=== RECORD EXCERPTS ===
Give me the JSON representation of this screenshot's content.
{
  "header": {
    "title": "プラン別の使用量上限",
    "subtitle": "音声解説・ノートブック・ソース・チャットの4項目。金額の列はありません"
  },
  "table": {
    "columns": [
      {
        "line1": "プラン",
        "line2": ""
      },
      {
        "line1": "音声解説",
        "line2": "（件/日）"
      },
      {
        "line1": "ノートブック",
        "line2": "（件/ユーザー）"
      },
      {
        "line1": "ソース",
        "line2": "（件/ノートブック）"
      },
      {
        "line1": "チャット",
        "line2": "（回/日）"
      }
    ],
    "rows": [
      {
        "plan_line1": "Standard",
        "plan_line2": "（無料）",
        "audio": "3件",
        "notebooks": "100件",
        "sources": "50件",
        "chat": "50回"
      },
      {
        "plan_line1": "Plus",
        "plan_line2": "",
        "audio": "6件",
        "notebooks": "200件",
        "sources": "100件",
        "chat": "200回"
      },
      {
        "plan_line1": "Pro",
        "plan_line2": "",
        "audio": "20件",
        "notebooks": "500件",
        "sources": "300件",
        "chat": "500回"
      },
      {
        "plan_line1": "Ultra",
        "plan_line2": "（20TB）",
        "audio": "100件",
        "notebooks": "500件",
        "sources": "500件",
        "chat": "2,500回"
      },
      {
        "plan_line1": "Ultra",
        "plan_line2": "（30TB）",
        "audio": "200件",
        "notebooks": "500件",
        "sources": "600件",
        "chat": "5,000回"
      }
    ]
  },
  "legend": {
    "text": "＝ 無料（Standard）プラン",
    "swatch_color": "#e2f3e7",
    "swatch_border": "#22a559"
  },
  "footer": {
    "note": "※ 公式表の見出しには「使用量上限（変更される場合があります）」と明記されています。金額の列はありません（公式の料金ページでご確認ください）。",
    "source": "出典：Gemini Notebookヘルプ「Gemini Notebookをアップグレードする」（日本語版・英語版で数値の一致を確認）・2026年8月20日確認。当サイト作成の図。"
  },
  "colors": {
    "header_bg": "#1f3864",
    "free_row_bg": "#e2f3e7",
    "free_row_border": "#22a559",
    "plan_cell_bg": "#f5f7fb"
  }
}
===
Print again each line of the listing above, exactly as it appears.

### RESPONSE TO THE TASK:
Give me the JSON representation of this screenshot's content.
{
  "header": {
    "title": "プラン別の使用量上限",
    "subtitle": "音声解説・ノートブック・ソース・チャットの4項目。金額の列はありません"
  },
  "table": {
    "columns": [
      {
        "line1": "プラン",
        "line2": ""
      },
      {
        "line1": "音声解説",
        "line2": "（件/日）"
      },
      {
        "line1": "ノートブック",
        "line2": "（件/ユーザー）"
      },
      {
        "line1": "ソース",
        "line2": "（件/ノートブック）"
      },
      {
        "line1": "チャット",
        "line2": "（回/日）"
      }
    ],
    "rows": [
      {
        "plan_line1": "Standard",
        "plan_line2": "（無料）",
        "audio": "3件",
        "notebooks": "100件",
        "sources": "50件",
        "chat": "50回"
      },
      {
        "plan_line1": "Plus",
        "plan_line2": "",
        "audio": "6件",
        "notebooks": "200件",
        "sources": "100件",
        "chat": "200回"
      },
      {
        "plan_line1": "Pro",
        "plan_line2": "",
        "audio": "20件",
        "notebooks": "500件",
        "sources": "300件",
        "chat": "500回"
      },
      {
        "plan_line1": "Ultra",
        "plan_line2": "（20TB）",
        "audio": "100件",
        "notebooks": "500件",
        "sources": "500件",
        "chat": "2,500回"
      },
      {
        "plan_line1": "Ultra",
        "plan_line2": "（30TB）",
        "audio": "200件",
        "notebooks": "500件",
        "sources": "600件",
        "chat": "5,000回"
      }
    ]
  },
  "legend": {
    "text": "＝ 無料（Standard）プラン",
    "swatch_color": "#e2f3e7",
    "swatch_border": "#22a559"
  },
  "footer": {
    "note": "※ 公式表の見出しには「使用量上限（変更される場合があります）」と明記されています。金額の列はありません（公式の料金ページでご確認ください）。",
    "source": "出典：Gemini Notebookヘルプ「Gemini Notebookをアップグレードする」（日本語版・英語版で数値の一致を確認）・2026年8月20日確認。当サイト作成の図。"
  },
  "colors": {
    "header_bg": "#1f3864",
    "free_row_bg": "#e2f3e7",
    "free_row_border": "#22a559",
    "plan_cell_bg": "#f5f7fb"
  }
}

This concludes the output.